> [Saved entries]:
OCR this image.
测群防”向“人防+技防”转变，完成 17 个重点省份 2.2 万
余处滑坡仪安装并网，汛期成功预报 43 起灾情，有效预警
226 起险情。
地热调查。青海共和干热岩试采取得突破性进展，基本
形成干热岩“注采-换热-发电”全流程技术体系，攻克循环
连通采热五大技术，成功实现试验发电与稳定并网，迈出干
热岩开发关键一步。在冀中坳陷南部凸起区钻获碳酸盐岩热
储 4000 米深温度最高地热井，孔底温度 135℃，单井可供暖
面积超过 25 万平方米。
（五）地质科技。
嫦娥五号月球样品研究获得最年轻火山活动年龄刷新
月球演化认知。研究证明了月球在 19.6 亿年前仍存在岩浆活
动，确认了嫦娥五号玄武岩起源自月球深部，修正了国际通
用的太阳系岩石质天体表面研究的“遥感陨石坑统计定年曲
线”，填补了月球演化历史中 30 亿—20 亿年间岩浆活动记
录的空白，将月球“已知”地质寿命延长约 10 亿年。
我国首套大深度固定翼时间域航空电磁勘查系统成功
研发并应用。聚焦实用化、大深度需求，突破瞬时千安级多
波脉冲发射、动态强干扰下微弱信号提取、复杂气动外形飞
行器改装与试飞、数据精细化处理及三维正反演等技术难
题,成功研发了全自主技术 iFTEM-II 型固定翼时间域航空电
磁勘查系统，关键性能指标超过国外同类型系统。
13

> [WHAT YOU HAVE TO DO]: Write the material out again word for word.

> [RESULT OF THE TASK]:
OCR this image.
测群防”向“人防+技防”转变，完成 17 个重点省份 2.2 万
余处滑坡仪安装并网，汛期成功预报 43 起灾情，有效预警
226 起险情。
地热调查。青海共和干热岩试采取得突破性进展，基本
形成干热岩“注采-换热-发电”全流程技术体系，攻克循环
连通采热五大技术，成功实现试验发电与稳定并网，迈出干
热岩开发关键一步。在冀中坳陷南部凸起区钻获碳酸盐岩热
储 4000 米深温度最高地热井，孔底温度 135℃，单井可供暖
面积超过 25 万平方米。
（五）地质科技。
嫦娥五号月球样品研究获得最年轻火山活动年龄刷新
月球演化认知。研究证明了月球在 19.6 亿年前仍存在岩浆活
动，确认了嫦娥五号玄武岩起源自月球深部，修正了国际通
用的太阳系岩石质天体表面研究的“遥感陨石坑统计定年曲
线”，填补了月球演化历史中 30 亿—20 亿年间岩浆活动记
录的空白，将月球“已知”地质寿命延长约 10 亿年。
我国首套大深度固定翼时间域航空电磁勘查系统成功
研发并应用。聚焦实用化、大深度需求，突破瞬时千安级多
波脉冲发射、动态强干扰下微弱信号提取、复杂气动外形飞
行器改装与试飞、数据精细化处理及三维正反演等技术难
题,成功研发了全自主技术 iFTEM-II 型固定翼时间域航空电
磁勘查系统，关键性能指标超过国外同类型系统。
13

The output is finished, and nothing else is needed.